Wherever a line holds the string "type", copy that line.

## BEGIN Records for this task

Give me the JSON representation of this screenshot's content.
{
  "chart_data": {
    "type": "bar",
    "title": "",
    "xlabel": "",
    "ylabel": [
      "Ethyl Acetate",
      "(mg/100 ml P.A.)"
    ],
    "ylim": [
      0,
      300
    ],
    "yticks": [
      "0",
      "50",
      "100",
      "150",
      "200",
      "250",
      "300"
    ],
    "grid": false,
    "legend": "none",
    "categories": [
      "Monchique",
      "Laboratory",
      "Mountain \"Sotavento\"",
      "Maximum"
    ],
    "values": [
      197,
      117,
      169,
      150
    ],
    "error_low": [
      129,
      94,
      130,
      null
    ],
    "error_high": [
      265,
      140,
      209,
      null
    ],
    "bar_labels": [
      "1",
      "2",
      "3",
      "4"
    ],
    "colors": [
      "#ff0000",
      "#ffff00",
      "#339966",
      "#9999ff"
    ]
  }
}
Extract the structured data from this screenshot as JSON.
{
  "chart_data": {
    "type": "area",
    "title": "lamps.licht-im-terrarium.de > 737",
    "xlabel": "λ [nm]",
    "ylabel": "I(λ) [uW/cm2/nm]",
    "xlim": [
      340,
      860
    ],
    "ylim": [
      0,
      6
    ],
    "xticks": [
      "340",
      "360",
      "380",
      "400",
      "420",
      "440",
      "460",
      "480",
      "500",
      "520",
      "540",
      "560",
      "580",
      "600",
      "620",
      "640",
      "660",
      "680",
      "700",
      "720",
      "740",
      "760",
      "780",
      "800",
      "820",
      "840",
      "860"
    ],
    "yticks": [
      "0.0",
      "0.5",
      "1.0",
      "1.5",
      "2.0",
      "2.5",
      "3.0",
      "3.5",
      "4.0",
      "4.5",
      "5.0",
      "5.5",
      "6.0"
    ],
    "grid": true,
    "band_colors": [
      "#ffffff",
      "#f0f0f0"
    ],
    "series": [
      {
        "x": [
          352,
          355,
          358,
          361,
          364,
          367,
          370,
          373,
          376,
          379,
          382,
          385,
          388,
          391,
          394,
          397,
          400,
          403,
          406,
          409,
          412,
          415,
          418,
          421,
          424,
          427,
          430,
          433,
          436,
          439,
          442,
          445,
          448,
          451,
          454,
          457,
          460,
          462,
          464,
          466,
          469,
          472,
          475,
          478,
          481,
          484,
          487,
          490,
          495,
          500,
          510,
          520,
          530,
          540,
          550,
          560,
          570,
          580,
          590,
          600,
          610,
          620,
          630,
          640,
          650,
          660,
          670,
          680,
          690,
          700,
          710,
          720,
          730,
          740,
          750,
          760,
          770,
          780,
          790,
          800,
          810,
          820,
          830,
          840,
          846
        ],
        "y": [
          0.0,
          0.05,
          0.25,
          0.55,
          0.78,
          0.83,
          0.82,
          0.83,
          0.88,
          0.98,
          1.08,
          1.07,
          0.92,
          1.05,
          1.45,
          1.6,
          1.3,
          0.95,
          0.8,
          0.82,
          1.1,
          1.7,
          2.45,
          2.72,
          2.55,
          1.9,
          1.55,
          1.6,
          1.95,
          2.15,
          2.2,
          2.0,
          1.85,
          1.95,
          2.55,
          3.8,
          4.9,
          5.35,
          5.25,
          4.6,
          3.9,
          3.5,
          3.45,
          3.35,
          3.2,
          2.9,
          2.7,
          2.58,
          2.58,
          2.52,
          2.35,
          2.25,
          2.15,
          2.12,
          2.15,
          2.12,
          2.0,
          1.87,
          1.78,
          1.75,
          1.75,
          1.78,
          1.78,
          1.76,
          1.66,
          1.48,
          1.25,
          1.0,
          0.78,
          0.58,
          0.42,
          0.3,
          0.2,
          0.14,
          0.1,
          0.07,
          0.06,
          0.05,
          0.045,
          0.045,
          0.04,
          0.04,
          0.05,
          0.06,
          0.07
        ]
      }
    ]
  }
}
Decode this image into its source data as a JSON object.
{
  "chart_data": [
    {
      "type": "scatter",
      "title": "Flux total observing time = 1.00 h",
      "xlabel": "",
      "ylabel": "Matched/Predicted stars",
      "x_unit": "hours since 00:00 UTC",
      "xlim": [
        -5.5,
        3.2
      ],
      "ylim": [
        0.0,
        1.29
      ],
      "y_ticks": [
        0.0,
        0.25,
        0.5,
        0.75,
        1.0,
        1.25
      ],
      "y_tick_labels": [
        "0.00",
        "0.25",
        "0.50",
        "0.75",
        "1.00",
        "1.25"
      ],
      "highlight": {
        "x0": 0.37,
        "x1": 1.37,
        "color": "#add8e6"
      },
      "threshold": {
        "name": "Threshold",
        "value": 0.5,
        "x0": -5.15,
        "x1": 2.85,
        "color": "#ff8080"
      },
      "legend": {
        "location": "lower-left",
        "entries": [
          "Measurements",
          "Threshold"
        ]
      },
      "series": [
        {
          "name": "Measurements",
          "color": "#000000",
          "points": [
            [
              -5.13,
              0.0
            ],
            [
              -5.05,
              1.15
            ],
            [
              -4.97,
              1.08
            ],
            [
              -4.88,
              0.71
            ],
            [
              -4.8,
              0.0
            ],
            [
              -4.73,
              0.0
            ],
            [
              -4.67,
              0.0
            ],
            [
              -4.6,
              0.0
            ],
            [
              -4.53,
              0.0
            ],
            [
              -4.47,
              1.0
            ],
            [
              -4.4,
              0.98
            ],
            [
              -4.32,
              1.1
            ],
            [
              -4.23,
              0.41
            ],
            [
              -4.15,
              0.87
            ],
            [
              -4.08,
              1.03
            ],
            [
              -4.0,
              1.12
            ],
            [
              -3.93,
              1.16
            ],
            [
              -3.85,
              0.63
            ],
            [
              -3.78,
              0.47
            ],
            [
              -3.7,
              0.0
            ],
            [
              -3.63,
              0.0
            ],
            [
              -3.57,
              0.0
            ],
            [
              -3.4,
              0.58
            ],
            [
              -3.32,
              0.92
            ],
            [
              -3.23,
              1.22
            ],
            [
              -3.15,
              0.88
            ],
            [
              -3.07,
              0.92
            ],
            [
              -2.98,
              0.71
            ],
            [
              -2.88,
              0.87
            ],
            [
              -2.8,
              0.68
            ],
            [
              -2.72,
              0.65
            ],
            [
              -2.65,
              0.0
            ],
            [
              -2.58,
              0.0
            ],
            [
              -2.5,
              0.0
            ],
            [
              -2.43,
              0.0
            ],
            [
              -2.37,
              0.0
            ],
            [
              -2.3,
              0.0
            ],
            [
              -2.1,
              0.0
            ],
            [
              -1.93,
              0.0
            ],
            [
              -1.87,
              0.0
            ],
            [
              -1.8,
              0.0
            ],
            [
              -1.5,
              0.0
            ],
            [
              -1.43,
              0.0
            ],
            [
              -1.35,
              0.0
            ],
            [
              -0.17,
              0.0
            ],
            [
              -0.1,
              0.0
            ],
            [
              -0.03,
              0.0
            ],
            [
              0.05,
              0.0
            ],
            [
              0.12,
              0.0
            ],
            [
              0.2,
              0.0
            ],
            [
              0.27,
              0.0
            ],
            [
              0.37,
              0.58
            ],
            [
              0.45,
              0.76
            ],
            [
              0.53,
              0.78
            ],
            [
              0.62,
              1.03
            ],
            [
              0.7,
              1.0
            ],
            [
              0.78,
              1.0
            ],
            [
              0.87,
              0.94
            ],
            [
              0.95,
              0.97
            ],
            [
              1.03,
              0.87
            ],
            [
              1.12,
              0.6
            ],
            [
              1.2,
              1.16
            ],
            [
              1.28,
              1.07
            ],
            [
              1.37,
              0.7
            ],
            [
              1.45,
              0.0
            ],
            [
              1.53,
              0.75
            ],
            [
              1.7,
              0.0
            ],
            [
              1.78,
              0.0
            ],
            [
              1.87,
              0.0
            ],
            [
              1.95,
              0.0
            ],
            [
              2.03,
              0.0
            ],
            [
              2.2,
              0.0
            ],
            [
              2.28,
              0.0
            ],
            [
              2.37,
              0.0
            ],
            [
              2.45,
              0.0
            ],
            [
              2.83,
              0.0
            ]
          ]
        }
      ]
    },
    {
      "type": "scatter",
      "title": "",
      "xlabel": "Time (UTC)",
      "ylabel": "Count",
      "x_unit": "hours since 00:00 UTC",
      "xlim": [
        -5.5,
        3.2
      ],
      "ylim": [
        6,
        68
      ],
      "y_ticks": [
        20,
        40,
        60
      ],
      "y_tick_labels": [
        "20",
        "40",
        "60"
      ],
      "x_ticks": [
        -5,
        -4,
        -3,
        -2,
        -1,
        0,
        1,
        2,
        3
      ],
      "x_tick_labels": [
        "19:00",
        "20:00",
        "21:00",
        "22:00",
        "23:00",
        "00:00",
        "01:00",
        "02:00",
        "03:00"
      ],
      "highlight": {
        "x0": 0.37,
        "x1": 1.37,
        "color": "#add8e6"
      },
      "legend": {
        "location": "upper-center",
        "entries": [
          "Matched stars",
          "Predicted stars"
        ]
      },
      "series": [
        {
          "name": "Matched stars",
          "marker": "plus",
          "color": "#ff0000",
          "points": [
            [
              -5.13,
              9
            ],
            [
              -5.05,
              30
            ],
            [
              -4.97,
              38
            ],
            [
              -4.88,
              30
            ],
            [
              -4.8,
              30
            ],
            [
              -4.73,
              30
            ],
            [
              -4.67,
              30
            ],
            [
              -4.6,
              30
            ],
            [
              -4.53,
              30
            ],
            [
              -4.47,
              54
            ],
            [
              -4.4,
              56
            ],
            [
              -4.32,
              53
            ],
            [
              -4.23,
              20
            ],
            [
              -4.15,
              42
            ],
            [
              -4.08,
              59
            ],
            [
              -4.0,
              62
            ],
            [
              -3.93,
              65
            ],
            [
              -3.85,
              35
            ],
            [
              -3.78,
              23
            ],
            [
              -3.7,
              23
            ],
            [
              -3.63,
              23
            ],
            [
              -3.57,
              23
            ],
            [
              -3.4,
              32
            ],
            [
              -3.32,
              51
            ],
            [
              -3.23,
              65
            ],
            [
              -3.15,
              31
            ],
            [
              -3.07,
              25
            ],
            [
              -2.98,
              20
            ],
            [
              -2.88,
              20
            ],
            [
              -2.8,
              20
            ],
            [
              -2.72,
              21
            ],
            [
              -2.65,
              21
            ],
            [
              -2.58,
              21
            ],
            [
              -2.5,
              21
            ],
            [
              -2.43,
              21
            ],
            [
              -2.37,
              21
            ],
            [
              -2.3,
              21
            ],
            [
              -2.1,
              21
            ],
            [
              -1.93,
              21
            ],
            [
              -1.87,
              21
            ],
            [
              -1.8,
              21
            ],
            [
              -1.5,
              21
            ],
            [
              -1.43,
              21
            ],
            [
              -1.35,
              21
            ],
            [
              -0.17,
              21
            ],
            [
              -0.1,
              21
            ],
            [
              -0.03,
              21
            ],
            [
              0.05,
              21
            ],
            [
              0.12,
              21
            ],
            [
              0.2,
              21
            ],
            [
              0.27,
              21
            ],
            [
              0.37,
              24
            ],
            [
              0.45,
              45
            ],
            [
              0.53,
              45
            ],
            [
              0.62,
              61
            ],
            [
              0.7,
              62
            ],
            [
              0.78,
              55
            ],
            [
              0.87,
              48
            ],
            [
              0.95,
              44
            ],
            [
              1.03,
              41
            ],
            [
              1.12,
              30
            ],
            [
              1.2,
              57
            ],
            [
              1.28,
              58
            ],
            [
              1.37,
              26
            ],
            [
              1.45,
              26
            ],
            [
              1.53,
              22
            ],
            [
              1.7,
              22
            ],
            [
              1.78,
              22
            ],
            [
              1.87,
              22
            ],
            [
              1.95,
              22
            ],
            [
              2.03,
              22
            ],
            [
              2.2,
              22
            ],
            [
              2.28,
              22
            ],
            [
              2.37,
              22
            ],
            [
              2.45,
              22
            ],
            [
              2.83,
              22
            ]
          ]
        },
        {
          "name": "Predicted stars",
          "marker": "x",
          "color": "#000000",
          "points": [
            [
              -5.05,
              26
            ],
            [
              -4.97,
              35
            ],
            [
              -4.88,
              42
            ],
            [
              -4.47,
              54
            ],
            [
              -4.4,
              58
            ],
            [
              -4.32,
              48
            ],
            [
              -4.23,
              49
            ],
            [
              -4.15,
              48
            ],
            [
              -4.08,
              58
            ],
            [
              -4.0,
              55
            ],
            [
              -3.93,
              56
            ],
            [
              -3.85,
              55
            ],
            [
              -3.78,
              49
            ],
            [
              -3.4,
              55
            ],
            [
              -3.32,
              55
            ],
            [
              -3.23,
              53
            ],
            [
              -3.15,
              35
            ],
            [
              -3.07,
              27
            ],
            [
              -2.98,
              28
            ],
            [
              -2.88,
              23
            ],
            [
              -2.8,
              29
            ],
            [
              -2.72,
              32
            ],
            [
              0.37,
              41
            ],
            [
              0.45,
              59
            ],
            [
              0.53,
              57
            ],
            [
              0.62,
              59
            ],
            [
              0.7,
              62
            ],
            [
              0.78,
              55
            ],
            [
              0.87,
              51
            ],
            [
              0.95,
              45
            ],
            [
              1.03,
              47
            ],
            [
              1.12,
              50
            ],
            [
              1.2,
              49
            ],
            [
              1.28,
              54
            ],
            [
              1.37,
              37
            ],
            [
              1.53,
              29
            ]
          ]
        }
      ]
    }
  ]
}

## END Records for this task

**Result for this task:**
    "type": "bar",
    "type": "area",
      "type": "scatter",
      "type": "scatter",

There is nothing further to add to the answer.